* _WHAT YOU WILL DO_
Set down each record exactly. Omit the pictures.

Top of RECORDS FOR THE EXERCISE

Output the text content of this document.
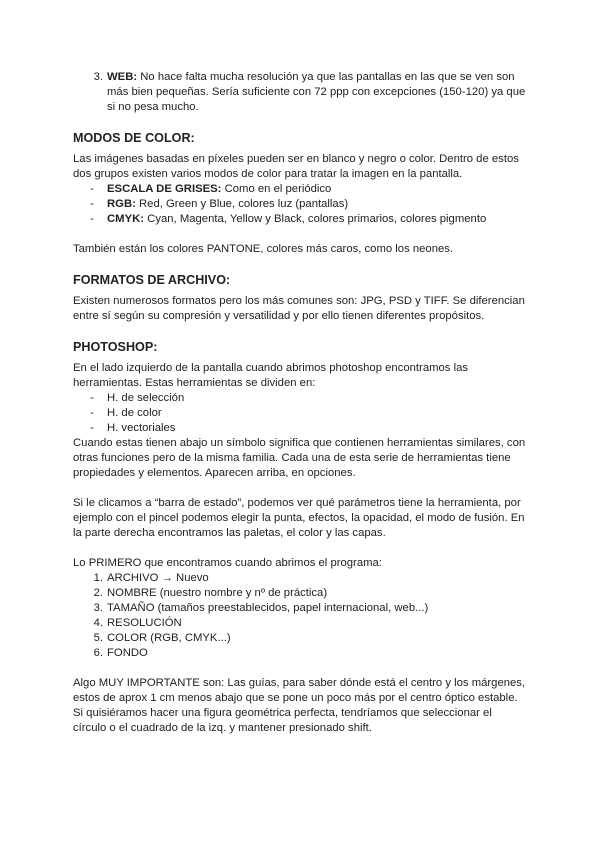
3. WEB: No hace falta mucha resolución ya que las pantallas en las que se ven son más bien pequeñas. Sería suficiente con 72 ppp con excepciones (150-120) ya que si no pesa mucho.
MODOS DE COLOR:

Las imágenes basadas en píxeles pueden ser en blanco y negro o color. Dentro de estos dos grupos existen varios modos de color para tratar la imagen en la pantalla.

- ESCALA DE GRISES: Como en el periódico
- RGB: Red, Green y Blue, colores luz (pantallas)
- CMYK: Cyan, Magenta, Yellow y Black, colores primarios, colores pigmento

También están los colores PANTONE, colores más caros, como los neones.

FORMATOS DE ARCHIVO:

Existen numerosos formatos pero los más comunes son: JPG, PSD y TIFF. Se diferencian entre sí según su compresión y versatilidad y por ello tienen diferentes propósitos.

PHOTOSHOP:

En el lado izquierdo de la pantalla cuando abrimos photoshop encontramos las herramientas. Estas herramientas se dividen en:

- H. de selección
- H. de color
- H. vectoriales

Cuando estas tienen abajo un símbolo significa que contienen herramientas similares, con otras funciones pero de la misma familia. Cada una de esta serie de herramientas tiene propiedades y elementos. Aparecen arriba, en opciones.

Si le clicamos a “barra de estado”, podemos ver qué parámetros tiene la herramienta, por ejemplo con el pincel podemos elegir la punta, efectos, la opacidad, el modo de fusión. En la parte derecha encontramos las paletas, el color y las capas.

Lo PRIMERO que encontramos cuando abrimos el programa:

1. ARCHIVO → Nuevo
2. NOMBRE (nuestro nombre y nº de práctica)
3. TAMAÑO (tamaños preestablecidos, papel internacional, web...)
4. RESOLUCIÓN
5. COLOR (RGB, CMYK...)
6. FONDO

Algo MUY IMPORTANTE son: Las guías, para saber dónde está el centro y los márgenes, estos de aprox 1 cm menos abajo que se pone un poco más por el centro óptico estable. Si quisiéramos hacer una figura geométrica perfecta, tendríamos que seleccionar el círculo o el cuadrado de la izq. y mantener presionado shift.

Bottom of RECORDS FOR THE EXERCISE

* _TASK ANSWER_
Output the text content of this document.
3. WEB: No hace falta mucha resolución ya que las pantallas en las que se ven son más bien pequeñas. Sería suficiente con 72 ppp con excepciones (150-120) ya que si no pesa mucho.
MODOS DE COLOR:

Las imágenes basadas en píxeles pueden ser en blanco y negro o color. Dentro de estos dos grupos existen varios modos de color para tratar la imagen en la pantalla.

- ESCALA DE GRISES: Como en el periódico
- RGB: Red, Green y Blue, colores luz (pantallas)
- CMYK: Cyan, Magenta, Yellow y Black, colores primarios, colores pigmento

También están los colores PANTONE, colores más caros, como los neones.

FORMATOS DE ARCHIVO:

Existen numerosos formatos pero los más comunes son: JPG, PSD y TIFF. Se diferencian entre sí según su compresión y versatilidad y por ello tienen diferentes propósitos.

PHOTOSHOP:

En el lado izquierdo de la pantalla cuando abrimos photoshop encontramos las herramientas. Estas herramientas se dividen en:

- H. de selección
- H. de color
- H. vectoriales

Cuando estas tienen abajo un símbolo significa que contienen herramientas similares, con otras funciones pero de la misma familia. Cada una de esta serie de herramientas tiene propiedades y elementos. Aparecen arriba, en opciones.

Si le clicamos a “barra de estado”, podemos ver qué parámetros tiene la herramienta, por ejemplo con el pincel podemos elegir la punta, efectos, la opacidad, el modo de fusión. En la parte derecha encontramos las paletas, el color y las capas.

Lo PRIMERO que encontramos cuando abrimos el programa:

1. ARCHIVO → Nuevo
2. NOMBRE (nuestro nombre y nº de práctica)
3. TAMAÑO (tamaños preestablecidos, papel internacional, web...)
4. RESOLUCIÓN
5. COLOR (RGB, CMYK...)
6. FONDO

Algo MUY IMPORTANTE son: Las guías, para saber dónde está el centro y los márgenes, estos de aprox 1 cm menos abajo que se pone un poco más por el centro óptico estable. Si quisiéramos hacer una figura geométrica perfecta, tendríamos que seleccionar el círculo o el cuadrado de la izq. y mantener presionado shift.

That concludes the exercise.